--- start of Given information ---

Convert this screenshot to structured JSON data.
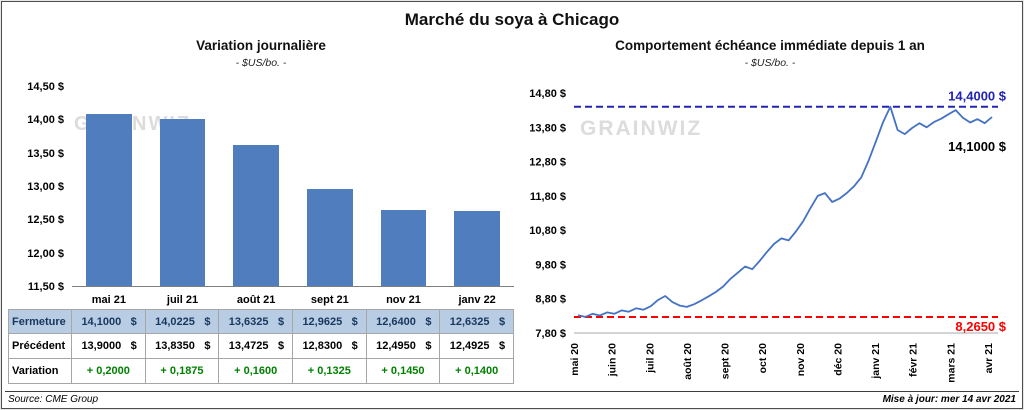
{
  "page_title": "Marché du soya à Chicago",
  "watermark": "GRAINWIZ",
  "left_chart": {
    "title": "Variation journalière",
    "subtitle": "- $US/bo. -",
    "y_tick_labels": [
      "14,50 $",
      "14,00 $",
      "13,50 $",
      "13,00 $",
      "12,50 $",
      "12,00 $",
      "11,50 $"
    ]
  },
  "right_chart": {
    "title": "Comportement échéance immédiate depuis 1 an",
    "subtitle": "- $US/bo. -",
    "y_tick_labels": [
      "14,80 $",
      "13,80 $",
      "12,80 $",
      "11,80 $",
      "10,80 $",
      "9,80 $",
      "8,80 $",
      "7,80 $"
    ],
    "high_label": "14,4000 $",
    "last_label": "14,1000 $",
    "low_label": "8,2650 $"
  },
  "table": {
    "columns": [
      "mai 21",
      "juil 21",
      "août 21",
      "sept 21",
      "nov 21",
      "janv 22"
    ],
    "rows": [
      {
        "label": "Fermeture",
        "style": "close",
        "currency": "$",
        "values": [
          "14,1000",
          "14,0225",
          "13,6325",
          "12,9625",
          "12,6400",
          "12,6325"
        ]
      },
      {
        "label": "Précédent",
        "style": "previous",
        "currency": "$",
        "values": [
          "13,9000",
          "13,8350",
          "13,4725",
          "12,8300",
          "12,4950",
          "12,4925"
        ]
      },
      {
        "label": "Variation",
        "style": "variation",
        "currency": "",
        "values": [
          "+ 0,2000",
          "+ 0,1875",
          "+ 0,1600",
          "+ 0,1325",
          "+ 0,1450",
          "+ 0,1400"
        ]
      }
    ]
  },
  "footer": {
    "source": "Source: CME Group",
    "updated": "Mise à jour: mer 14 avr 2021"
  },
  "chart_data": [
    {
      "type": "bar",
      "title": "Variation journalière",
      "ylabel": "$US/bo.",
      "categories": [
        "mai 21",
        "juil 21",
        "août 21",
        "sept 21",
        "nov 21",
        "janv 22"
      ],
      "values": [
        14.1,
        14.0225,
        13.6325,
        12.9625,
        12.64,
        12.6325
      ],
      "ylim": [
        11.5,
        14.5
      ],
      "grid": false,
      "bar_color": "#4f7dbe"
    },
    {
      "type": "line",
      "title": "Comportement échéance immédiate depuis 1 an",
      "ylabel": "$US/bo.",
      "x_months": [
        "mai 20",
        "juin 20",
        "juil 20",
        "août 20",
        "sept 20",
        "oct 20",
        "nov 20",
        "déc 20",
        "janv 21",
        "févr 21",
        "mars 21",
        "avr 21"
      ],
      "ylim": [
        7.8,
        14.8
      ],
      "y_ticks": [
        14.8,
        13.8,
        12.8,
        11.8,
        10.8,
        9.8,
        8.8,
        7.8
      ],
      "grid": false,
      "line_color": "#4472c4",
      "values": [
        8.32,
        8.27,
        8.36,
        8.31,
        8.4,
        8.36,
        8.46,
        8.42,
        8.52,
        8.48,
        8.58,
        8.76,
        8.88,
        8.7,
        8.6,
        8.56,
        8.64,
        8.75,
        8.87,
        9.0,
        9.16,
        9.38,
        9.56,
        9.74,
        9.66,
        9.9,
        10.16,
        10.4,
        10.56,
        10.5,
        10.76,
        11.06,
        11.44,
        11.8,
        11.88,
        11.62,
        11.72,
        11.88,
        12.08,
        12.34,
        12.82,
        13.38,
        13.95,
        14.4,
        13.72,
        13.6,
        13.78,
        13.92,
        13.8,
        13.95,
        14.05,
        14.18,
        14.3,
        14.08,
        13.94,
        14.04,
        13.92,
        14.1
      ],
      "high_line": {
        "value": 14.4,
        "color": "#2323b4"
      },
      "low_line": {
        "value": 8.265,
        "color": "#fe0000"
      },
      "last_value": 14.1
    }
  ]
}
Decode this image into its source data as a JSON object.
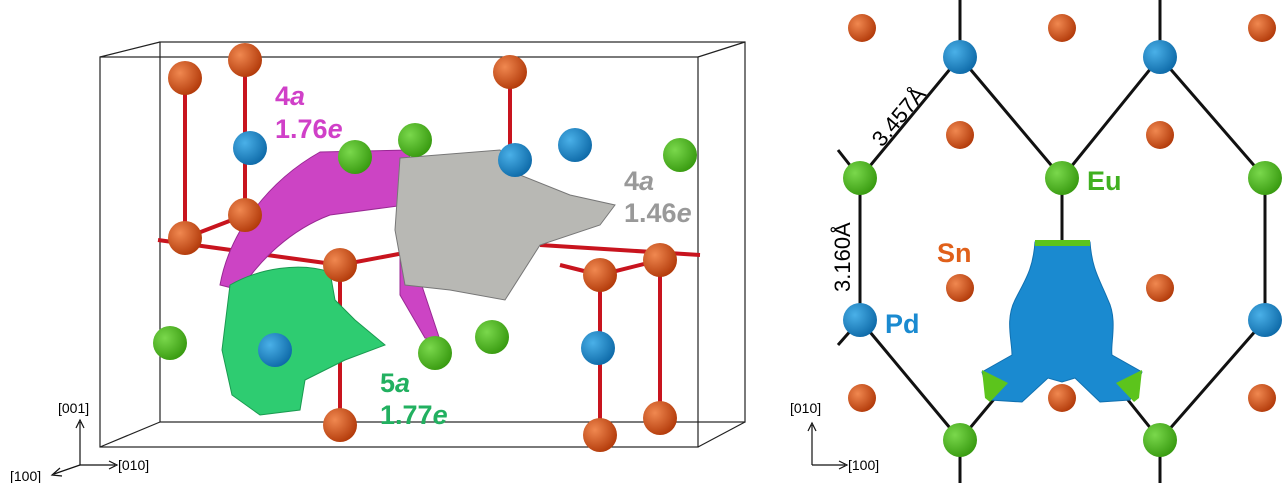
{
  "left_panel": {
    "labels": [
      {
        "site_number": "4",
        "site_letter": "a",
        "charge": "1.76",
        "charge_unit": "e"
      },
      {
        "site_number": "4",
        "site_letter": "a",
        "charge": "1.46",
        "charge_unit": "e"
      },
      {
        "site_number": "5",
        "site_letter": "a",
        "charge": "1.77",
        "charge_unit": "e"
      }
    ],
    "axes": {
      "vertical": "[001]",
      "left": "[100]",
      "right": "[010]"
    }
  },
  "right_panel": {
    "distances": [
      "3.457Å",
      "3.160Å"
    ],
    "elements": [
      "Eu",
      "Sn",
      "Pd"
    ],
    "axes": {
      "vertical": "[010]",
      "right": "[100]"
    }
  }
}
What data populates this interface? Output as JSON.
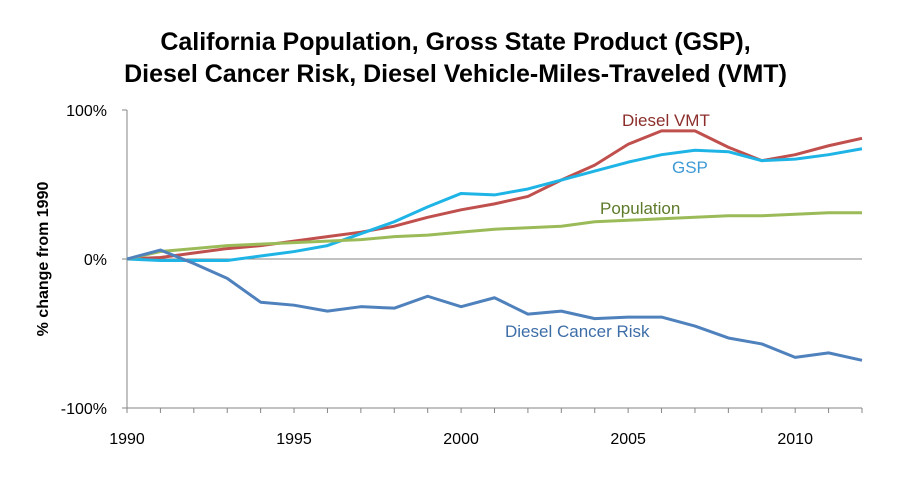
{
  "chart_data": {
    "type": "line",
    "title": [
      "California Population, Gross State Product (GSP),",
      "Diesel Cancer Risk, Diesel Vehicle-Miles-Traveled (VMT)"
    ],
    "ylabel": "% change from 1990",
    "xlabel": "",
    "xlim": [
      1990,
      2012
    ],
    "ylim": [
      -100,
      100
    ],
    "x_ticks": [
      1990,
      1995,
      2000,
      2005,
      2010
    ],
    "y_ticks": [
      {
        "value": 100,
        "label": "100%"
      },
      {
        "value": 0,
        "label": "0%"
      },
      {
        "value": -100,
        "label": "-100%"
      }
    ],
    "legend": "inline labels",
    "x": [
      1990,
      1991,
      1992,
      1993,
      1994,
      1995,
      1996,
      1997,
      1998,
      1999,
      2000,
      2001,
      2002,
      2003,
      2004,
      2005,
      2006,
      2007,
      2008,
      2009,
      2010,
      2011,
      2012
    ],
    "series": [
      {
        "name": "Diesel VMT",
        "color": "#c0504d",
        "values": [
          0,
          1,
          4,
          7,
          9,
          12,
          15,
          18,
          22,
          28,
          33,
          37,
          42,
          53,
          63,
          77,
          86,
          86,
          75,
          66,
          70,
          76,
          81
        ]
      },
      {
        "name": "GSP",
        "color": "#1fb4e6",
        "values": [
          0,
          -1,
          -1,
          -1,
          2,
          5,
          9,
          17,
          25,
          35,
          44,
          43,
          47,
          53,
          59,
          65,
          70,
          73,
          72,
          66,
          67,
          70,
          74
        ]
      },
      {
        "name": "Population",
        "color": "#9bbb59",
        "values": [
          0,
          5,
          7,
          9,
          10,
          11,
          12,
          13,
          15,
          16,
          18,
          20,
          21,
          22,
          25,
          26,
          27,
          28,
          29,
          29,
          30,
          31,
          31
        ]
      },
      {
        "name": "Diesel Cancer Risk",
        "color": "#4f81bd",
        "values": [
          0,
          6,
          -3,
          -13,
          -29,
          -31,
          -35,
          -32,
          -33,
          -25,
          -32,
          -26,
          -37,
          -35,
          -40,
          -39,
          -39,
          -45,
          -53,
          -57,
          -66,
          -63,
          -68
        ]
      }
    ]
  }
}
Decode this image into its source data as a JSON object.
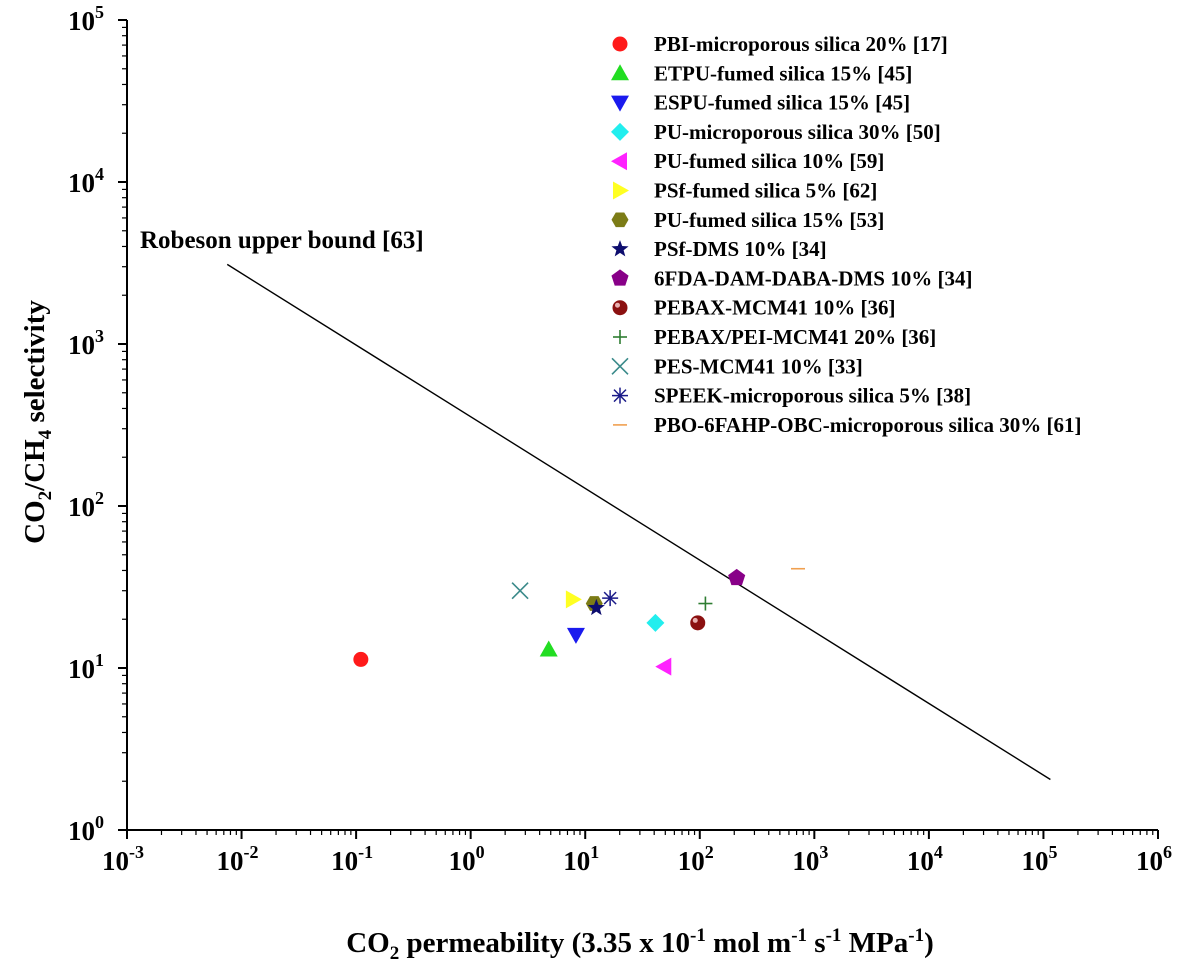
{
  "chart_data": {
    "type": "scatter",
    "xscale": "log",
    "yscale": "log",
    "xlim": [
      0.001,
      1000000
    ],
    "ylim": [
      1,
      100000
    ],
    "xlabel": {
      "prefix": "CO",
      "sub": "2",
      "middle": " permeability (3.35 x 10",
      "sup1": "-1",
      "unit1": " mol m",
      "sup2": "-1",
      "unit2": " s",
      "sup3": "-1",
      "unit3": " MPa",
      "sup4": "-1",
      "suffix": ")"
    },
    "ylabel": {
      "p1": "CO",
      "s1": "2",
      "p2": "/CH",
      "s2": "4",
      "p3": " selectivity"
    },
    "xticks": [
      {
        "base": "10",
        "exp": "-3",
        "value": 0.001
      },
      {
        "base": "10",
        "exp": "-2",
        "value": 0.01
      },
      {
        "base": "10",
        "exp": "-1",
        "value": 0.1
      },
      {
        "base": "10",
        "exp": "0",
        "value": 1
      },
      {
        "base": "10",
        "exp": "1",
        "value": 10
      },
      {
        "base": "10",
        "exp": "2",
        "value": 100
      },
      {
        "base": "10",
        "exp": "3",
        "value": 1000
      },
      {
        "base": "10",
        "exp": "4",
        "value": 10000
      },
      {
        "base": "10",
        "exp": "5",
        "value": 100000
      },
      {
        "base": "10",
        "exp": "6",
        "value": 1000000
      }
    ],
    "yticks": [
      {
        "base": "10",
        "exp": "0",
        "value": 1
      },
      {
        "base": "10",
        "exp": "1",
        "value": 10
      },
      {
        "base": "10",
        "exp": "2",
        "value": 100
      },
      {
        "base": "10",
        "exp": "3",
        "value": 1000
      },
      {
        "base": "10",
        "exp": "4",
        "value": 10000
      },
      {
        "base": "10",
        "exp": "5",
        "value": 100000
      }
    ],
    "upper_bound": {
      "label": "Robeson upper bound [63]",
      "x": [
        0.0075,
        115000
      ],
      "y": [
        3100,
        2.05
      ],
      "color": "#000000"
    },
    "series": [
      {
        "name": "PBI-microporous silica 20% [17]",
        "marker": "circle",
        "color": "#ff1a1a",
        "points": [
          [
            0.11,
            11.3
          ]
        ]
      },
      {
        "name": "ETPU-fumed silica 15% [45]",
        "marker": "triangle-up",
        "color": "#22dd22",
        "points": [
          [
            4.8,
            13
          ]
        ]
      },
      {
        "name": "ESPU-fumed silica 15% [45]",
        "marker": "triangle-down",
        "color": "#1a1aee",
        "points": [
          [
            8.3,
            16
          ]
        ]
      },
      {
        "name": "PU-microporous silica 30% [50]",
        "marker": "diamond",
        "color": "#22eeee",
        "points": [
          [
            41,
            19
          ]
        ]
      },
      {
        "name": "PU-fumed silica 10% [59]",
        "marker": "triangle-left",
        "color": "#ff22ff",
        "points": [
          [
            49,
            10.2
          ]
        ]
      },
      {
        "name": "PSf-fumed silica 5% [62]",
        "marker": "triangle-right",
        "color": "#ffff22",
        "points": [
          [
            7.8,
            26.5
          ]
        ]
      },
      {
        "name": "PU-fumed silica 15% [53]",
        "marker": "hexagon",
        "color": "#7c7c16",
        "points": [
          [
            12,
            25
          ]
        ]
      },
      {
        "name": "PSf-DMS 10% [34]",
        "marker": "star",
        "color": "#0d0d6e",
        "points": [
          [
            12.5,
            23.5
          ]
        ]
      },
      {
        "name": "6FDA-DAM-DABA-DMS 10% [34]",
        "marker": "pentagon",
        "color": "#880088",
        "points": [
          [
            210,
            36
          ]
        ]
      },
      {
        "name": "PEBAX-MCM41 10% [36]",
        "marker": "sphere",
        "color": "#8b1010",
        "points": [
          [
            96,
            19
          ]
        ]
      },
      {
        "name": "PEBAX/PEI-MCM41 20% [36]",
        "marker": "plus",
        "color": "#2e7d32",
        "points": [
          [
            112,
            25
          ]
        ]
      },
      {
        "name": "PES-MCM41 10% [33]",
        "marker": "x",
        "color": "#3a8a8a",
        "points": [
          [
            2.7,
            30
          ]
        ]
      },
      {
        "name": "SPEEK-microporous silica 5% [38]",
        "marker": "asterisk",
        "color": "#1a1a88",
        "points": [
          [
            16.5,
            27
          ]
        ]
      },
      {
        "name": "PBO-6FAHP-OBC-microporous silica 30% [61]",
        "marker": "dash",
        "color": "#f0a050",
        "points": [
          [
            720,
            41
          ]
        ]
      }
    ]
  }
}
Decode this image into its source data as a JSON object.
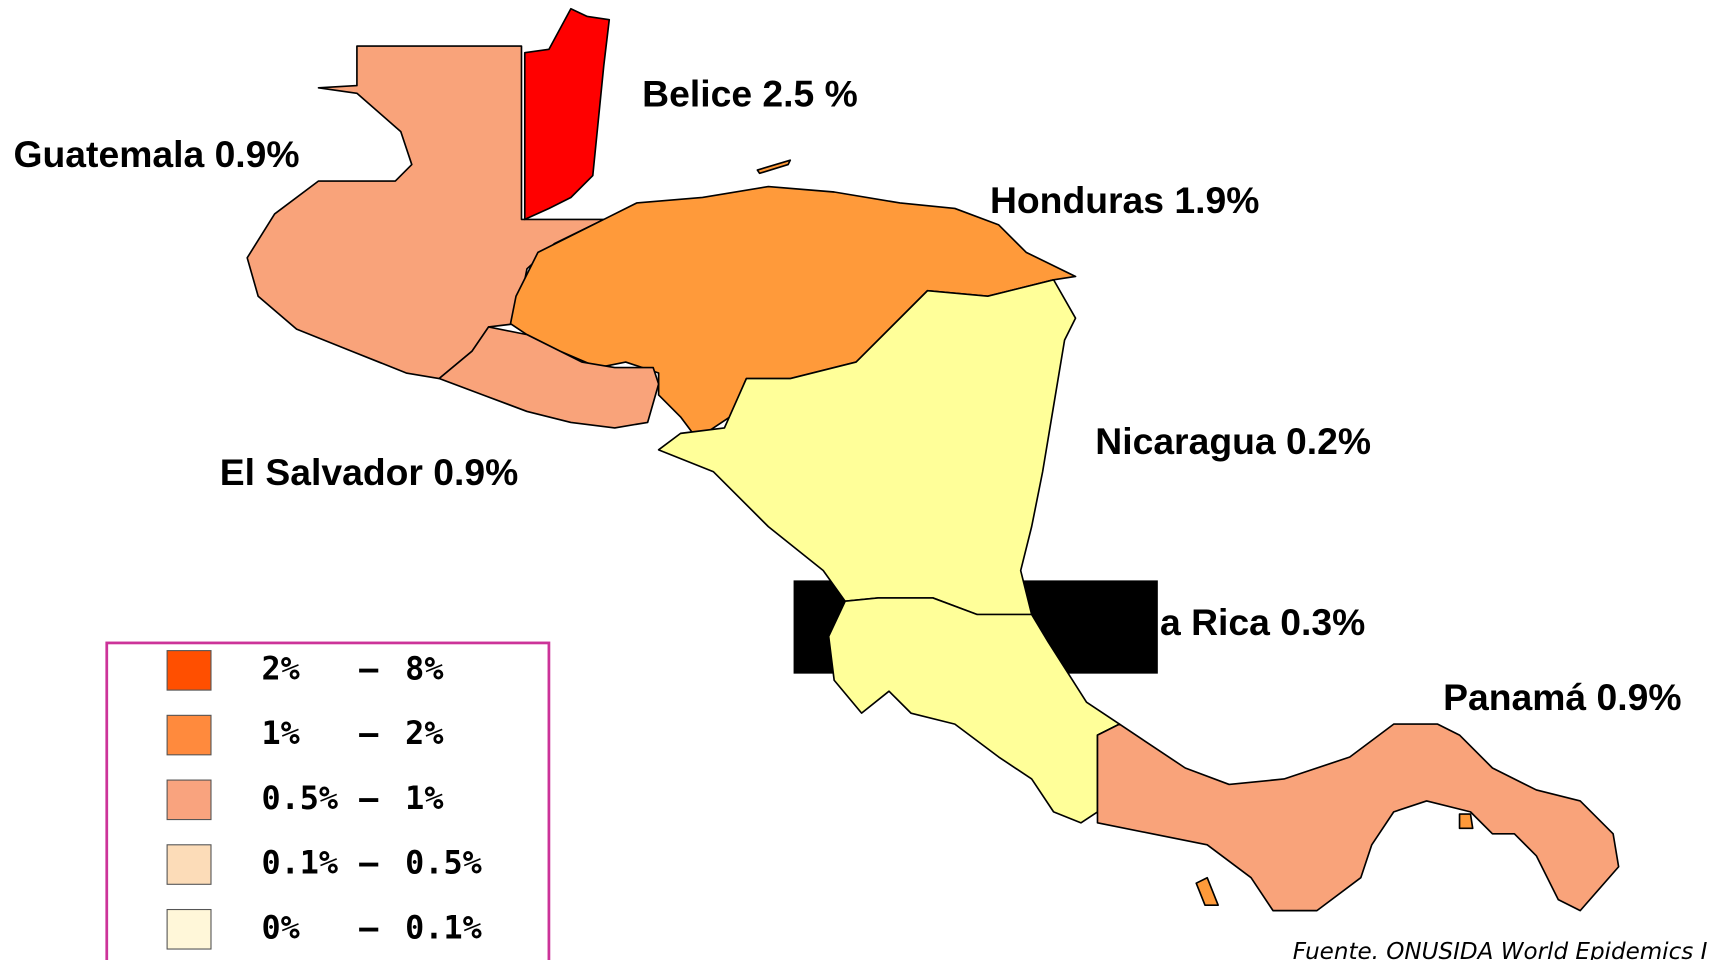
{
  "labels": {
    "belice": "Belice 2.5 %",
    "guatemala": "Guatemala 0.9%",
    "honduras": "Honduras 1.9%",
    "nicaragua": "Nicaragua 0.2%",
    "el_salvador": "El Salvador 0.9%",
    "costa_rica": "a Rica 0.3%",
    "panama": "Panamá 0.9%"
  },
  "legend": [
    {
      "from": "2%",
      "dash": "–",
      "to": "8%"
    },
    {
      "from": "1%",
      "dash": "–",
      "to": "2%"
    },
    {
      "from": "0.5%",
      "dash": "–",
      "to": "1%"
    },
    {
      "from": "0.1%",
      "dash": "–",
      "to": "0.5%"
    },
    {
      "from": "0%",
      "dash": "–",
      "to": "0.1%"
    }
  ],
  "source": "Fuente. ONUSIDA World Epidemics I"
}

--- end of Given information ---

**Aim**
Pull out all lines from the entries above in which the word "style" appears.

**Answer to this task**
        "style": "close",
        "style": "previous",
        "style": "variation",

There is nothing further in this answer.